▶ [STATED EXERCISE A]: Name every person identified by name in the exhibition review below.

▶ [EXCERPTED TEXT]:
Shand gets into trouble because he is hell bent on establishing that Gregory's work has political content - as if it would be calamitous if that were not to be the case. Normally it doesn't matter, for artists like any group of citizens, can be of any political persuasion they please. However it does matter if you are trying to sell said show to a couple of Irish and Mexican art institutions and you want to convince them this exhibition is connected to the turbulent histories of their own particular regional constituencies. Political content (even if terribly vague) is better branding.

Auckland

 

Nuala Gregory
Exploded View

 

4 June - 17 July 2010

Amongst this country’s tertiary art education personalities Nuala Gregory is highly regarded for her role in Elam as a teacher and university administrator. At the Gus Fisher she has taken over the small Gallery Two that used to be a television studio - on the far right when you walk in - and prepared an installation, one that is ‘immersive’ and which involves the deconstruction of the practice of painting. According to the wall label that is.

I greatly value wall labels as a method of introducing viewers to the ideas of an exhibition. However, not to beat about the bush, I believe those claims on this particular wall label to be very confusing. In fact, I think they are quite inaccurate.

Why is this? First of all, the medium that is most used for this show is printmaking in the form of lithography - not painting, though painting is much discussed in the catalogue essay by Peter Shand which examines canvas-based Greenbergian abstraction and the notions of essentialist purity and politics. But the two media can not be conflated, they are very different processes. Painting a stone with tusche which then prepares the surface for ink to go onto paper that is seen under glass, is not painting in the sense that Greenberg understood it with his arguments about modernist abstraction, the canvas stretcher and the picture-plane. Blending the two and claiming one undermines the other is highly dubious.

▶ [SUPPLIED ENTRIES]:

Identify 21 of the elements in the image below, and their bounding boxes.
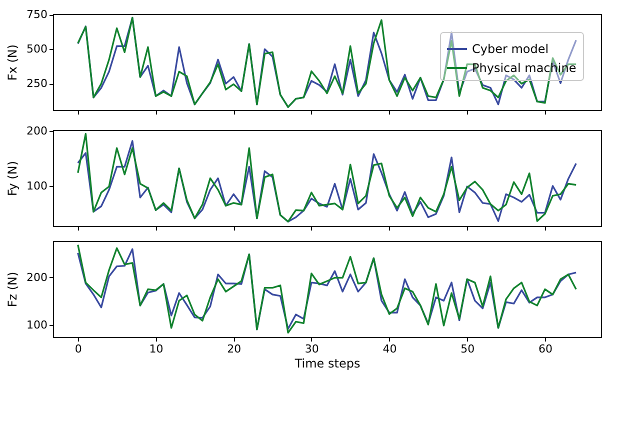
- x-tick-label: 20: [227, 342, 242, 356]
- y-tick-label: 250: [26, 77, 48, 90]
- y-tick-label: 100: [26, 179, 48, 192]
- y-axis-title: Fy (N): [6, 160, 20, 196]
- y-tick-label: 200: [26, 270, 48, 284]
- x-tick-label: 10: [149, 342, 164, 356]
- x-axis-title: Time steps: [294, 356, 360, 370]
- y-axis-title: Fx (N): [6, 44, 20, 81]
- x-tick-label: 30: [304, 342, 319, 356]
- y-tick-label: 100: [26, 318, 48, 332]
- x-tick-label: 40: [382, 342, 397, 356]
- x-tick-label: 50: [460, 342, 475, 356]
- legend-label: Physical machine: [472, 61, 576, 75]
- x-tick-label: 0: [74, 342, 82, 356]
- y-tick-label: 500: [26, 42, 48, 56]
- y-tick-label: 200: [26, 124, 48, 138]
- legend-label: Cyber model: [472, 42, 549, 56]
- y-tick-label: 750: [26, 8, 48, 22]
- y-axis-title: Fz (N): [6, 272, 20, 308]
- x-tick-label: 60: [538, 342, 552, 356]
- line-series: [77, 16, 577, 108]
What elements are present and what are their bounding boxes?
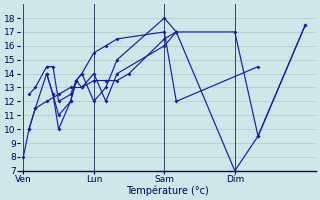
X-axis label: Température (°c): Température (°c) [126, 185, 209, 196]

▶ [STATED EXERCISE B]: Select each line of the listing that contains the word "bounding".

▶ [TASK RESPONSE A]:
- Peter Shand
- Nuala Gregory
- Greenberg

▶ [TASK RESPONSE B]:
Identify 21 of the elements in the image below, and their bounding boxes.
What elements are present and what are their bounding boxes?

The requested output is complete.